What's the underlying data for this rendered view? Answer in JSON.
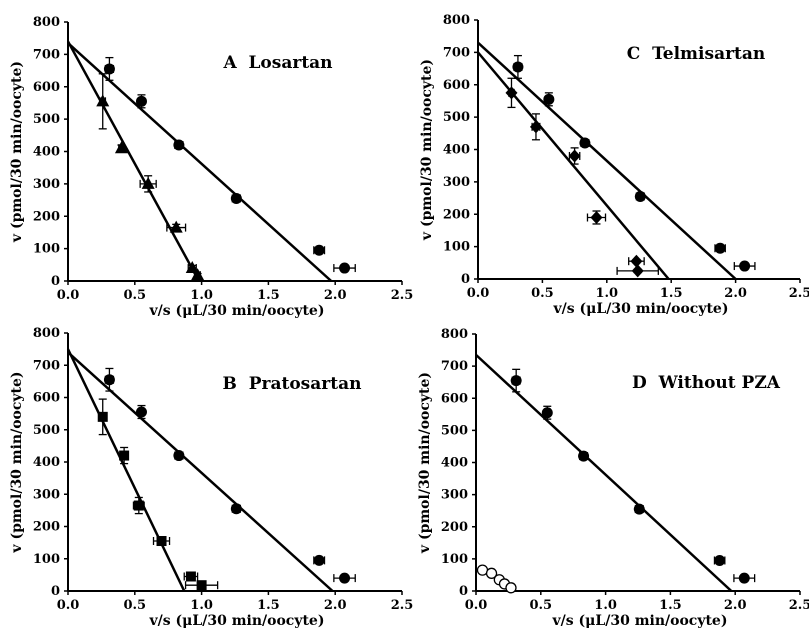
{
  "chart_data": [
    {
      "type": "scatter",
      "panel": "A",
      "title": "A  Losartan",
      "xlabel": "v/s (μL/30 min/oocyte)",
      "ylabel": "v (pmol/30 min/oocyte)",
      "xlim": [
        0,
        2.5
      ],
      "ylim": [
        0,
        800
      ],
      "xticks": [
        "0.0",
        "0.5",
        "1.0",
        "1.5",
        "2.0",
        "2.5"
      ],
      "yticks": [
        "0",
        "100",
        "200",
        "300",
        "400",
        "500",
        "600",
        "700",
        "800"
      ],
      "series": [
        {
          "marker": "circle",
          "points": [
            {
              "x": 0.31,
              "y": 655,
              "yerr": 35,
              "xerr": 0.03
            },
            {
              "x": 0.55,
              "y": 555,
              "yerr": 20,
              "xerr": 0.02
            },
            {
              "x": 0.83,
              "y": 420,
              "yerr": 10,
              "xerr": 0.03
            },
            {
              "x": 1.26,
              "y": 255,
              "yerr": 10,
              "xerr": 0.03
            },
            {
              "x": 1.88,
              "y": 95,
              "yerr": 8,
              "xerr": 0.04
            },
            {
              "x": 2.07,
              "y": 40,
              "yerr": 5,
              "xerr": 0.08
            }
          ],
          "fit": {
            "x0": 0,
            "y0": 735,
            "x1": 1.97,
            "y1": 0
          }
        },
        {
          "marker": "triangle",
          "points": [
            {
              "x": 0.26,
              "y": 555,
              "yerr": 85,
              "xerr": 0.02
            },
            {
              "x": 0.4,
              "y": 410,
              "yerr": 10,
              "xerr": 0.02
            },
            {
              "x": 0.6,
              "y": 300,
              "yerr": 25,
              "xerr": 0.06
            },
            {
              "x": 0.81,
              "y": 165,
              "yerr": 10,
              "xerr": 0.07
            },
            {
              "x": 0.93,
              "y": 40,
              "yerr": 8,
              "xerr": 0.03
            },
            {
              "x": 0.97,
              "y": 18,
              "yerr": 5,
              "xerr": 0.02
            }
          ],
          "fit": {
            "x0": 0,
            "y0": 740,
            "x1": 0.98,
            "y1": 0
          }
        }
      ]
    },
    {
      "type": "scatter",
      "panel": "B",
      "title": "B  Pratosartan",
      "xlabel": "v/s (μL/30 min/oocyte)",
      "ylabel": "v (pmol/30 min/oocyte)",
      "xlim": [
        0,
        2.5
      ],
      "ylim": [
        0,
        800
      ],
      "xticks": [
        "0.0",
        "0.5",
        "1.0",
        "1.5",
        "2.0",
        "2.5"
      ],
      "yticks": [
        "0",
        "100",
        "200",
        "300",
        "400",
        "500",
        "600",
        "700",
        "800"
      ],
      "series": [
        {
          "marker": "circle",
          "points": [
            {
              "x": 0.31,
              "y": 655,
              "yerr": 35,
              "xerr": 0.03
            },
            {
              "x": 0.55,
              "y": 555,
              "yerr": 20,
              "xerr": 0.02
            },
            {
              "x": 0.83,
              "y": 420,
              "yerr": 10,
              "xerr": 0.03
            },
            {
              "x": 1.26,
              "y": 255,
              "yerr": 10,
              "xerr": 0.03
            },
            {
              "x": 1.88,
              "y": 95,
              "yerr": 8,
              "xerr": 0.04
            },
            {
              "x": 2.07,
              "y": 40,
              "yerr": 5,
              "xerr": 0.08
            }
          ],
          "fit": {
            "x0": 0,
            "y0": 740,
            "x1": 1.98,
            "y1": 0
          }
        },
        {
          "marker": "square",
          "points": [
            {
              "x": 0.26,
              "y": 540,
              "yerr": 55,
              "xerr": 0.02
            },
            {
              "x": 0.42,
              "y": 420,
              "yerr": 25,
              "xerr": 0.02
            },
            {
              "x": 0.53,
              "y": 265,
              "yerr": 25,
              "xerr": 0.04
            },
            {
              "x": 0.7,
              "y": 155,
              "yerr": 10,
              "xerr": 0.06
            },
            {
              "x": 0.92,
              "y": 45,
              "yerr": 5,
              "xerr": 0.05
            },
            {
              "x": 1.0,
              "y": 18,
              "yerr": 5,
              "xerr": 0.12
            }
          ],
          "fit": {
            "x0": 0,
            "y0": 750,
            "x1": 0.87,
            "y1": 0
          }
        }
      ]
    },
    {
      "type": "scatter",
      "panel": "C",
      "title": "C  Telmisartan",
      "xlabel": "v/s (μL/30 min/oocyte)",
      "ylabel": "v (pmol/30 min/oocyte)",
      "xlim": [
        0,
        2.5
      ],
      "ylim": [
        0,
        800
      ],
      "xticks": [
        "0.0",
        "0.5",
        "1.0",
        "1.5",
        "2.0",
        "2.5"
      ],
      "yticks": [
        "0",
        "100",
        "200",
        "300",
        "400",
        "500",
        "600",
        "700",
        "800"
      ],
      "series": [
        {
          "marker": "circle",
          "points": [
            {
              "x": 0.31,
              "y": 655,
              "yerr": 35,
              "xerr": 0.03
            },
            {
              "x": 0.55,
              "y": 555,
              "yerr": 20,
              "xerr": 0.02
            },
            {
              "x": 0.83,
              "y": 420,
              "yerr": 10,
              "xerr": 0.03
            },
            {
              "x": 1.26,
              "y": 255,
              "yerr": 10,
              "xerr": 0.03
            },
            {
              "x": 1.88,
              "y": 95,
              "yerr": 8,
              "xerr": 0.04
            },
            {
              "x": 2.07,
              "y": 40,
              "yerr": 5,
              "xerr": 0.08
            }
          ],
          "fit": {
            "x0": 0,
            "y0": 730,
            "x1": 2.0,
            "y1": 0
          }
        },
        {
          "marker": "diamond",
          "points": [
            {
              "x": 0.26,
              "y": 575,
              "yerr": 45,
              "xerr": 0.02
            },
            {
              "x": 0.45,
              "y": 470,
              "yerr": 40,
              "xerr": 0.03
            },
            {
              "x": 0.75,
              "y": 380,
              "yerr": 25,
              "xerr": 0.04
            },
            {
              "x": 0.92,
              "y": 190,
              "yerr": 20,
              "xerr": 0.07
            },
            {
              "x": 1.23,
              "y": 55,
              "yerr": 5,
              "xerr": 0.06
            },
            {
              "x": 1.24,
              "y": 25,
              "yerr": 5,
              "xerr": 0.16
            }
          ],
          "fit": {
            "x0": 0,
            "y0": 700,
            "x1": 1.48,
            "y1": 0
          }
        }
      ]
    },
    {
      "type": "scatter",
      "panel": "D",
      "title": "D  Without PZA",
      "xlabel": "v/s (μL/30 min/oocyte)",
      "ylabel": "v (pmol/30 min/oocyte)",
      "xlim": [
        0,
        2.5
      ],
      "ylim": [
        0,
        800
      ],
      "xticks": [
        "0.0",
        "0.5",
        "1.0",
        "1.5",
        "2.0",
        "2.5"
      ],
      "yticks": [
        "0",
        "100",
        "200",
        "300",
        "400",
        "500",
        "600",
        "700",
        "800"
      ],
      "series": [
        {
          "marker": "circle",
          "points": [
            {
              "x": 0.31,
              "y": 655,
              "yerr": 35,
              "xerr": 0.03
            },
            {
              "x": 0.55,
              "y": 555,
              "yerr": 20,
              "xerr": 0.02
            },
            {
              "x": 0.83,
              "y": 420,
              "yerr": 10,
              "xerr": 0.03
            },
            {
              "x": 1.26,
              "y": 255,
              "yerr": 10,
              "xerr": 0.03
            },
            {
              "x": 1.88,
              "y": 95,
              "yerr": 8,
              "xerr": 0.04
            },
            {
              "x": 2.07,
              "y": 40,
              "yerr": 5,
              "xerr": 0.08
            }
          ],
          "fit": {
            "x0": 0,
            "y0": 735,
            "x1": 1.97,
            "y1": 0
          }
        },
        {
          "marker": "open-circle",
          "points": [
            {
              "x": 0.05,
              "y": 65,
              "yerr": 5,
              "xerr": 0.01
            },
            {
              "x": 0.12,
              "y": 55,
              "yerr": 5,
              "xerr": 0.01
            },
            {
              "x": 0.18,
              "y": 35,
              "yerr": 4,
              "xerr": 0.01
            },
            {
              "x": 0.22,
              "y": 22,
              "yerr": 4,
              "xerr": 0.01
            },
            {
              "x": 0.27,
              "y": 10,
              "yerr": 3,
              "xerr": 0.01
            }
          ]
        }
      ]
    }
  ]
}
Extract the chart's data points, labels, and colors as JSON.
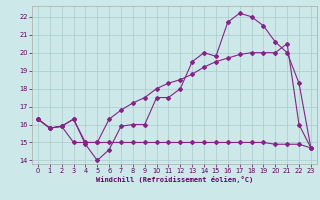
▬▬▬
§ WORK TO DO
Select all lines with the word "JSON" from the entries above.

§ WRITTEN SOLUTION
What's the underlying data for this rendered view? Answer in JSON.
Extract the chart's data points, labels, and colors as JSON.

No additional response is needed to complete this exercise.